Exercise requirements — Filter for the word "mentors" and keep each matching line.

Material supplied —
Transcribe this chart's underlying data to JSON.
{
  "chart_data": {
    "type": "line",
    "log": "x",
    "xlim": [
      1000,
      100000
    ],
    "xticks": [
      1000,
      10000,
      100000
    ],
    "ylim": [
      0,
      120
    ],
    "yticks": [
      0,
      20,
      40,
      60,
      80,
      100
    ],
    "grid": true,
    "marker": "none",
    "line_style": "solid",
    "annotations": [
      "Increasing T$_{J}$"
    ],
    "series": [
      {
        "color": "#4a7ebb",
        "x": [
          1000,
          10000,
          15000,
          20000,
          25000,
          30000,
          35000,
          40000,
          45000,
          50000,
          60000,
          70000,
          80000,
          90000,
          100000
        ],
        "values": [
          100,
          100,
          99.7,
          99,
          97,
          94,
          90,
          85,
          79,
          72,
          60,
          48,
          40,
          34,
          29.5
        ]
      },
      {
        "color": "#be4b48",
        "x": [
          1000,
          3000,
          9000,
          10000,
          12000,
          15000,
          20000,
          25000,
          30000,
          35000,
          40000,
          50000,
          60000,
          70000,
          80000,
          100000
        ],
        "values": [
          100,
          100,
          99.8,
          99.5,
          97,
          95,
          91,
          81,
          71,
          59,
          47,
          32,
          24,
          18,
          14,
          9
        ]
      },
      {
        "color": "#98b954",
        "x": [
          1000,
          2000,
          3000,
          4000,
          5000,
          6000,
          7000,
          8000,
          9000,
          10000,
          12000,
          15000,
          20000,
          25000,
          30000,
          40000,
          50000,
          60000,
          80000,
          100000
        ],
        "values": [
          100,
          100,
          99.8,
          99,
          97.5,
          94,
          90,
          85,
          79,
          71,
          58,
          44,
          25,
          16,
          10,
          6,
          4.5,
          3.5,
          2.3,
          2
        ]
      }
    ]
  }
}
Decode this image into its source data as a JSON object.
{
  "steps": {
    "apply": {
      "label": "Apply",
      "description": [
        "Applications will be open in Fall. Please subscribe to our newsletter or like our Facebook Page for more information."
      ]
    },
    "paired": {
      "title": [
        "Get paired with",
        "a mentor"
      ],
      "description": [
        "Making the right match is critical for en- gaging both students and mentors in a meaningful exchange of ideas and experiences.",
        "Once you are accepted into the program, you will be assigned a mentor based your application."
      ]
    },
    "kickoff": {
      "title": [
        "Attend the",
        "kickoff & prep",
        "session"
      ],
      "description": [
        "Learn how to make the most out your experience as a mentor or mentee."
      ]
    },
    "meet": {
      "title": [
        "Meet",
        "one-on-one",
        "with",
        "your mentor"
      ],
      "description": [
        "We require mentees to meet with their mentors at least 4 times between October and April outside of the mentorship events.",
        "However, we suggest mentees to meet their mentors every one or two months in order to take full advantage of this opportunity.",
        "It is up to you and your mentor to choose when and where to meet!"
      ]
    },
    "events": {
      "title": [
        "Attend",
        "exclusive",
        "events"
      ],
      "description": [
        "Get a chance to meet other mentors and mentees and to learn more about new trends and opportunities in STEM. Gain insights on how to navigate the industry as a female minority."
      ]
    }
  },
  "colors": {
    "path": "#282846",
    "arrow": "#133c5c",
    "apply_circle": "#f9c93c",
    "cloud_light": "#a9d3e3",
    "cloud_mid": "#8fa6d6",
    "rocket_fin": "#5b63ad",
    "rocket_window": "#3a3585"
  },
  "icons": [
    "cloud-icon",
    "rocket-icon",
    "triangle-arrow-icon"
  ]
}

Result —
        "Making the right match is critical for en- gaging both students and mentors in a meaningful exchange of ideas and experiences.",
        "We require mentees to meet with their mentors at least 4 times between October and April outside of the mentorship events.",
        "However, we suggest mentees to meet their mentors every one or two months in order to take full advantage of this opportunity.",
        "Get a chance to meet other mentors and mentees and to learn more about new trends and opportunities in STEM. Gain insights on how to navigate the industry as a female minority."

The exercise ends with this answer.